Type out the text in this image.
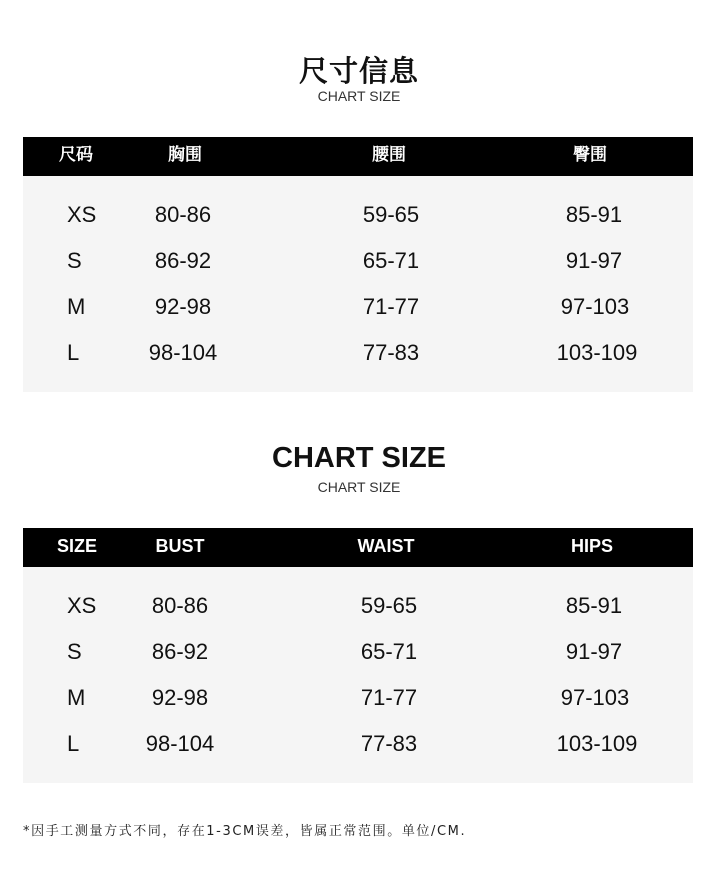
尺寸信息
CHART SIZE
尺码	胸围	腰围	臀围
XS	80-86	59-65	85-91
S	86-92	65-71	91-97
M	92-98	71-77	97-103
L	98-104	77-83	103-109
CHART SIZE
CHART SIZE
SIZE	BUST	WAIST	HIPS
XS	80-86	59-65	85-91
S	86-92	65-71	91-97
M	92-98	71-77	97-103
L	98-104	77-83	103-109
*因手工测量方式不同，存在1-3CM误差，皆属正常范围。单位/CM.
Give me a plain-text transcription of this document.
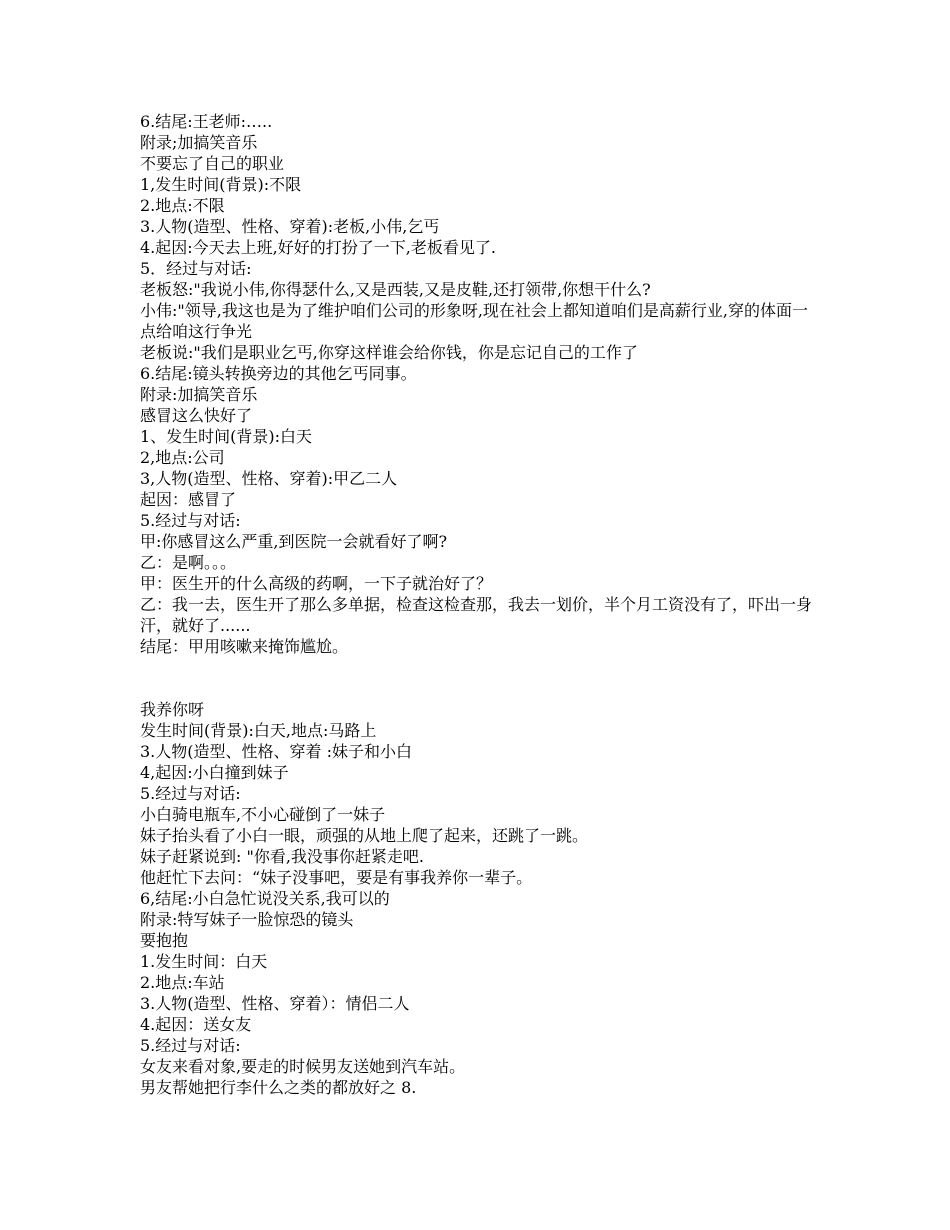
6.结尾:王老师:…..
附录;加搞笑音乐
不要忘了自己的职业
1,发生时间(背景):不限
2.地点:不限
3.人物(造型、性格、穿着):老板,小伟,乞丐
4.起因:今天去上班,好好的打扮了一下,老板看见了.
5．经过与对话:
老板怒:"我说小伟,你得瑟什么,又是西装,又是皮鞋,还打领带,你想干什么?
小伟:"领导,我这也是为了维护咱们公司的形象呀,现在社会上都知道咱们是高薪行业,穿的体面一点给咱这行争光
老板说:"我们是职业乞丐,你穿这样谁会给你钱，你是忘记自己的工作了
6.结尾:镜头转换旁边的其他乞丐同事。
附录:加搞笑音乐
感冒这么快好了
1、发生时间(背景):白天
2,地点:公司
3,人物(造型、性格、穿着):甲乙二人
起因：感冒了
5.经过与对话:
甲:你感冒这么严重,到医院一会就看好了啊?
乙：是啊。。。
甲：医生开的什么高级的药啊，一下子就治好了？
乙：我一去，医生开了那么多单据，检查这检查那，我去一划价，半个月工资没有了，吓出一身汗，就好了......
结尾：甲用咳嗽来掩饰尴尬。
我养你呀
发生时间(背景):白天,地点:马路上
3.人物(造型、性格、穿着 :妹子和小白
4,起因:小白撞到妹子
5.经过与对话:
小白骑电瓶车,不小心碰倒了一妹子
妹子抬头看了小白一眼，顽强的从地上爬了起来，还跳了一跳。
妹子赶紧说到: "你看,我没事你赶紧走吧.
他赶忙下去问：“妹子没事吧，要是有事我养你一辈子。
6,结尾:小白急忙说没关系,我可以的
附录:特写妹子一脸惊恐的镜头
要抱抱
1.发生时间：白天
2.地点:车站
3.人物(造型、性格、穿着）：情侣二人
4.起因：送女友
5.经过与对话:
女友来看对象,要走的时候男友送她到汽车站。
男友帮她把行李什么之类的都放好之 8.
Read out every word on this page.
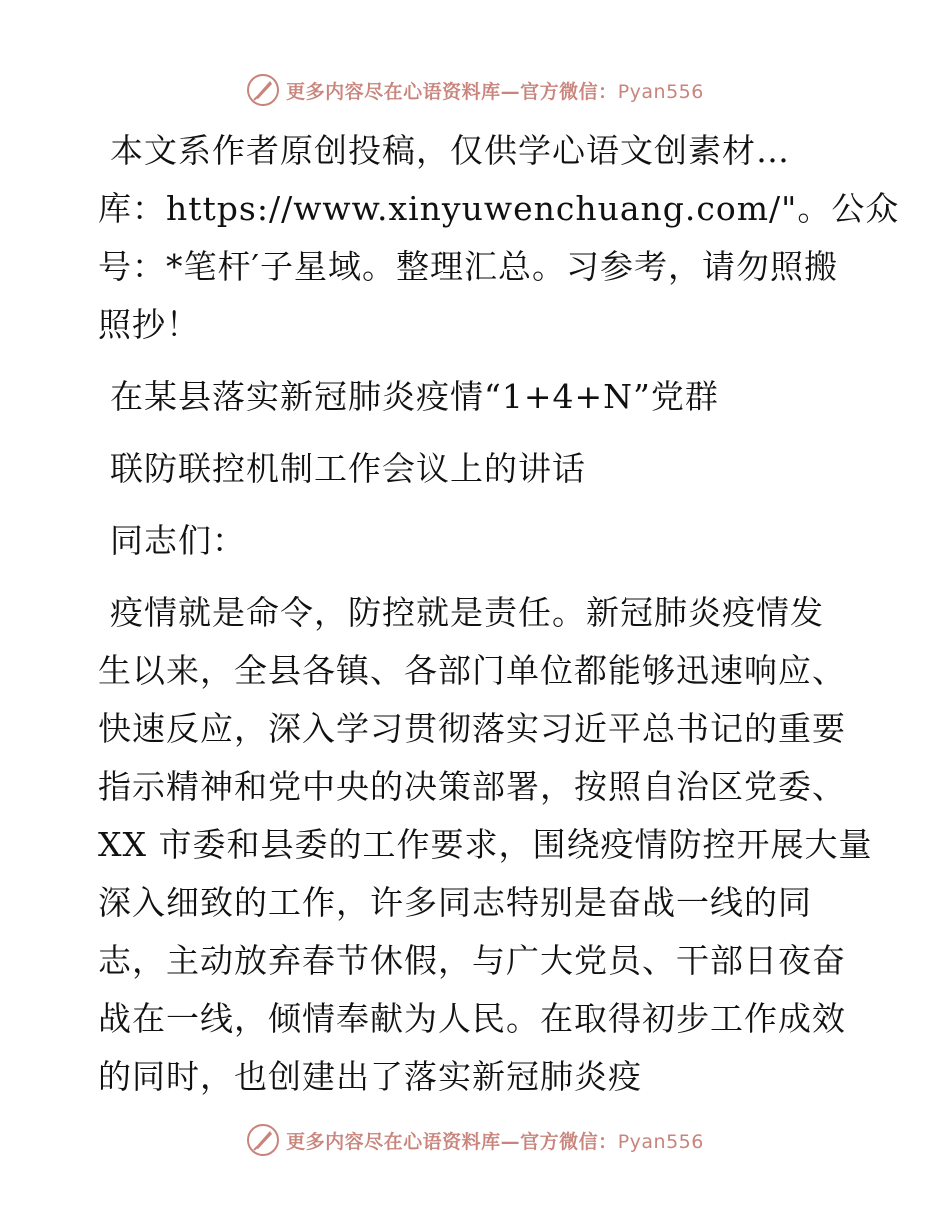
更多内容尽在心语资料库—官方微信：Pyan556
本文系作者原创投稿，仅供学心语文创素材…
库：https://www.xinyuwenchuang.com/"。公众
号：*笔杆′子星域。整理汇总。习参考，请勿照搬
照抄！
在某县落实新冠肺炎疫情“1+4+N”党群
联防联控机制工作会议上的讲话
同志们：
疫情就是命令，防控就是责任。新冠肺炎疫情发
生以来，全县各镇、各部门单位都能够迅速响应、
快速反应，深入学习贯彻落实习近平总书记的重要
指示精神和党中央的决策部署，按照自治区党委、
XX 市委和县委的工作要求，围绕疫情防控开展大量
深入细致的工作，许多同志特别是奋战一线的同
志，主动放弃春节休假，与广大党员、干部日夜奋
战在一线，倾情奉献为人民。在取得初步工作成效
的同时，也创建出了落实新冠肺炎疫
更多内容尽在心语资料库—官方微信：Pyan556
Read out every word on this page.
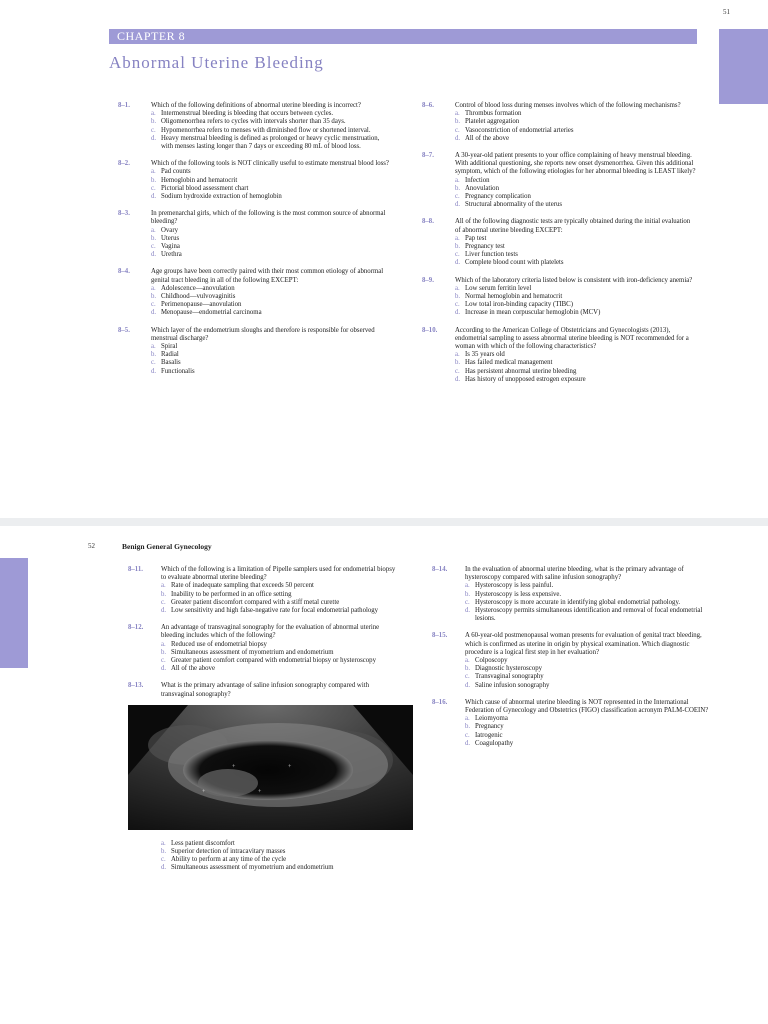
51
CHAPTER 8
Abnormal Uterine Bleeding
8–1.	Which of the following definitions of abnormal uterine bleeding is incorrect?
a. Intermenstrual bleeding is bleeding that occurs between cycles.
b. Oligomenorrhea refers to cycles with intervals shorter than 35 days.
c. Hypomenorrhea refers to menses with diminished flow or shortened interval.
d. Heavy menstrual bleeding is defined as prolonged or heavy cyclic menstruation, with menses lasting longer than 7 days or exceeding 80 mL of blood loss.
8–2.	Which of the following tools is NOT clinically useful to estimate menstrual blood loss?
a. Pad counts
b. Hemoglobin and hematocrit
c. Pictorial blood assessment chart
d. Sodium hydroxide extraction of hemoglobin
8–3.	In premenarchal girls, which of the following is the most common source of abnormal bleeding?
a. Ovary
b. Uterus
c. Vagina
d. Urethra
8–4.	Age groups have been correctly paired with their most common etiology of abnormal genital tract bleeding in all of the following EXCEPT:
a. Adolescence—anovulation
b. Childhood—vulvovaginitis
c. Perimenopause—anovulation
d. Menopause—endometrial carcinoma
8–5.	Which layer of the endometrium sloughs and therefore is responsible for observed menstrual discharge?
a. Spiral
b. Radial
c. Basalis
d. Functionalis
8–6.	Control of blood loss during menses involves which of the following mechanisms?
a. Thrombus formation
b. Platelet aggregation
c. Vasoconstriction of endometrial arteries
d. All of the above
8–7.	A 30-year-old patient presents to your office complaining of heavy menstrual bleeding. With additional questioning, she reports new onset dysmenorrhea. Given this additional symptom, which of the following etiologies for her abnormal bleeding is LEAST likely?
a. Infection
b. Anovulation
c. Pregnancy complication
d. Structural abnormality of the uterus
8–8.	All of the following diagnostic tests are typically obtained during the initial evaluation of abnormal uterine bleeding EXCEPT:
a. Pap test
b. Pregnancy test
c. Liver function tests
d. Complete blood count with platelets
8–9.	Which of the laboratory criteria listed below is consistent with iron-deficiency anemia?
a. Low serum ferritin level
b. Normal hemoglobin and hematocrit
c. Low total iron-binding capacity (TIBC)
d. Increase in mean corpuscular hemoglobin (MCV)
8–10.	According to the American College of Obstetricians and Gynecologists (2013), endometrial sampling to assess abnormal uterine bleeding is NOT recommended for a woman with which of the following characteristics?
a. Is 35 years old
b. Has failed medical management
c. Has persistent abnormal uterine bleeding
d. Has history of unopposed estrogen exposure
52	Benign General Gynecology
8–11.	Which of the following is a limitation of Pipelle samplers used for endometrial biopsy to evaluate abnormal uterine bleeding?
a. Rate of inadequate sampling that exceeds 50 percent
b. Inability to be performed in an office setting
c. Greater patient discomfort compared with a stiff metal curette
d. Low sensitivity and high false-negative rate for focal endometrial pathology
8–12.	An advantage of transvaginal sonography for the evaluation of abnormal uterine bleeding includes which of the following?
a. Reduced use of endometrial biopsy
b. Simultaneous assessment of myometrium and endometrium
c. Greater patient comfort compared with endometrial biopsy or hysteroscopy
d. All of the above
8–13.	What is the primary advantage of saline infusion sonography compared with transvaginal sonography?
+	+
+	+
a. Less patient discomfort
b. Superior detection of intracavitary masses
c. Ability to perform at any time of the cycle
d. Simultaneous assessment of myometrium and endometrium
8–14.	In the evaluation of abnormal uterine bleeding, what is the primary advantage of hysteroscopy compared with saline infusion sonography?
a. Hysteroscopy is less painful.
b. Hysteroscopy is less expensive.
c. Hysteroscopy is more accurate in identifying global endometrial pathology.
d. Hysteroscopy permits simultaneous identification and removal of focal endometrial lesions.
8–15.	A 60-year-old postmenopausal woman presents for evaluation of genital tract bleeding, which is confirmed as uterine in origin by physical examination. Which diagnostic procedure is a logical first step in her evaluation?
a. Colposcopy
b. Diagnostic hysteroscopy
c. Transvaginal sonography
d. Saline infusion sonography
8–16.	Which cause of abnormal uterine bleeding is NOT represented in the International Federation of Gynecology and Obstetrics (FIGO) classification acronym PALM-COEIN?
a. Leiomyoma
b. Pregnancy
c. Iatrogenic
d. Coagulopathy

## REQUIRED WORK:
Reproduce each line of the records exactly, and omit every picture.

## RESULT OF THE TASK:
Type out the text in this image.
尺寸信息
CHART SIZE
尺码	胸围	腰围	臀围
XS	80-86	59-65	85-91
S	86-92	65-71	91-97
M	92-98	71-77	97-103
L	98-104	77-83	103-109
CHART SIZE
CHART SIZE
SIZE	BUST	WAIST	HIPS
XS	80-86	59-65	85-91
S	86-92	65-71	91-97
M	92-98	71-77	97-103
L	98-104	77-83	103-109
*因手工测量方式不同，存在1-3CM误差，皆属正常范围。单位/CM.
Give me a plain-text transcription of this document.
6.结尾:王老师:…..
附录;加搞笑音乐
不要忘了自己的职业
1,发生时间(背景):不限
2.地点:不限
3.人物(造型、性格、穿着):老板,小伟,乞丐
4.起因:今天去上班,好好的打扮了一下,老板看见了.
5．经过与对话:
老板怒:"我说小伟,你得瑟什么,又是西装,又是皮鞋,还打领带,你想干什么?
小伟:"领导,我这也是为了维护咱们公司的形象呀,现在社会上都知道咱们是高薪行业,穿的体面一点给咱这行争光
老板说:"我们是职业乞丐,你穿这样谁会给你钱，你是忘记自己的工作了
6.结尾:镜头转换旁边的其他乞丐同事。
附录:加搞笑音乐
感冒这么快好了
1、发生时间(背景):白天
2,地点:公司
3,人物(造型、性格、穿着):甲乙二人
起因：感冒了
5.经过与对话:
甲:你感冒这么严重,到医院一会就看好了啊?
乙：是啊。。。
甲：医生开的什么高级的药啊，一下子就治好了？
乙：我一去，医生开了那么多单据，检查这检查那，我去一划价，半个月工资没有了，吓出一身汗，就好了......
结尾：甲用咳嗽来掩饰尴尬。
我养你呀
发生时间(背景):白天,地点:马路上
3.人物(造型、性格、穿着 :妹子和小白
4,起因:小白撞到妹子
5.经过与对话:
小白骑电瓶车,不小心碰倒了一妹子
妹子抬头看了小白一眼，顽强的从地上爬了起来，还跳了一跳。
妹子赶紧说到: "你看,我没事你赶紧走吧.
他赶忙下去问：“妹子没事吧，要是有事我养你一辈子。
6,结尾:小白急忙说没关系,我可以的
附录:特写妹子一脸惊恐的镜头
要抱抱
1.发生时间：白天
2.地点:车站
3.人物(造型、性格、穿着）：情侣二人
4.起因：送女友
5.经过与对话:
女友来看对象,要走的时候男友送她到汽车站。
男友帮她把行李什么之类的都放好之 8.
Read out every word on this page.
更多内容尽在心语资料库—官方微信：Pyan556
本文系作者原创投稿，仅供学心语文创素材…
库：https://www.xinyuwenchuang.com/"。公众
号：*笔杆′子星域。整理汇总。习参考，请勿照搬
照抄！
在某县落实新冠肺炎疫情“1+4+N”党群
联防联控机制工作会议上的讲话
同志们：
疫情就是命令，防控就是责任。新冠肺炎疫情发
生以来，全县各镇、各部门单位都能够迅速响应、
快速反应，深入学习贯彻落实习近平总书记的重要
指示精神和党中央的决策部署，按照自治区党委、
XX 市委和县委的工作要求，围绕疫情防控开展大量
深入细致的工作，许多同志特别是奋战一线的同
志，主动放弃春节休假，与广大党员、干部日夜奋
战在一线，倾情奉献为人民。在取得初步工作成效
的同时，也创建出了落实新冠肺炎疫
更多内容尽在心语资料库—官方微信：Pyan556
Read out every word on this page.
51
CHAPTER 8
Abnormal Uterine Bleeding
8–1.	Which of the following definitions of abnormal uterine bleeding is incorrect?
a. Intermenstrual bleeding is bleeding that occurs between cycles.
b. Oligomenorrhea refers to cycles with intervals shorter than 35 days.
c. Hypomenorrhea refers to menses with diminished flow or shortened interval.
d. Heavy menstrual bleeding is defined as prolonged or heavy cyclic menstruation, with menses lasting longer than 7 days or exceeding 80 mL of blood loss.
8–2.	Which of the following tools is NOT clinically useful to estimate menstrual blood loss?
a. Pad counts
b. Hemoglobin and hematocrit
c. Pictorial blood assessment chart
d. Sodium hydroxide extraction of hemoglobin
8–3.	In premenarchal girls, which of the following is the most common source of abnormal bleeding?
a. Ovary
b. Uterus
c. Vagina
d. Urethra
8–4.	Age groups have been correctly paired with their most common etiology of abnormal genital tract bleeding in all of the following EXCEPT:
a. Adolescence—anovulation
b. Childhood—vulvovaginitis
c. Perimenopause—anovulation
d. Menopause—endometrial carcinoma
8–5.	Which layer of the endometrium sloughs and therefore is responsible for observed menstrual discharge?
a. Spiral
b. Radial
c. Basalis
d. Functionalis
8–6.	Control of blood loss during menses involves which of the following mechanisms?
a. Thrombus formation
b. Platelet aggregation
c. Vasoconstriction of endometrial arteries
d. All of the above
8–7.	A 30-year-old patient presents to your office complaining of heavy menstrual bleeding. With additional questioning, she reports new onset dysmenorrhea. Given this additional symptom, which of the following etiologies for her abnormal bleeding is LEAST likely?
a. Infection
b. Anovulation
c. Pregnancy complication
d. Structural abnormality of the uterus
8–8.	All of the following diagnostic tests are typically obtained during the initial evaluation of abnormal uterine bleeding EXCEPT:
a. Pap test
b. Pregnancy test
c. Liver function tests
d. Complete blood count with platelets
8–9.	Which of the laboratory criteria listed below is consistent with iron-deficiency anemia?
a. Low serum ferritin level
b. Normal hemoglobin and hematocrit
c. Low total iron-binding capacity (TIBC)
d. Increase in mean corpuscular hemoglobin (MCV)
8–10.	According to the American College of Obstetricians and Gynecologists (2013), endometrial sampling to assess abnormal uterine bleeding is NOT recommended for a woman with which of the following characteristics?
a. Is 35 years old
b. Has failed medical management
c. Has persistent abnormal uterine bleeding
d. Has history of unopposed estrogen exposure
52	Benign General Gynecology
8–11.	Which of the following is a limitation of Pipelle samplers used for endometrial biopsy to evaluate abnormal uterine bleeding?
a. Rate of inadequate sampling that exceeds 50 percent
b. Inability to be performed in an office setting
c. Greater patient discomfort compared with a stiff metal curette
d. Low sensitivity and high false-negative rate for focal endometrial pathology
8–12.	An advantage of transvaginal sonography for the evaluation of abnormal uterine bleeding includes which of the following?
a. Reduced use of endometrial biopsy
b. Simultaneous assessment of myometrium and endometrium
c. Greater patient comfort compared with endometrial biopsy or hysteroscopy
d. All of the above
8–13.	What is the primary advantage of saline infusion sonography compared with transvaginal sonography?
+	+
+	+
a. Less patient discomfort
b. Superior detection of intracavitary masses
c. Ability to perform at any time of the cycle
d. Simultaneous assessment of myometrium and endometrium
8–14.	In the evaluation of abnormal uterine bleeding, what is the primary advantage of hysteroscopy compared with saline infusion sonography?
a. Hysteroscopy is less painful.
b. Hysteroscopy is less expensive.
c. Hysteroscopy is more accurate in identifying global endometrial pathology.
d. Hysteroscopy permits simultaneous identification and removal of focal endometrial lesions.
8–15.	A 60-year-old postmenopausal woman presents for evaluation of genital tract bleeding, which is confirmed as uterine in origin by physical examination. Which diagnostic procedure is a logical first step in her evaluation?
a. Colposcopy
b. Diagnostic hysteroscopy
c. Transvaginal sonography
d. Saline infusion sonography
8–16.	Which cause of abnormal uterine bleeding is NOT represented in the International Federation of Gynecology and Obstetrics (FIGO) classification acronym PALM-COEIN?
a. Leiomyoma
b. Pregnancy
c. Iatrogenic
d. Coagulopathy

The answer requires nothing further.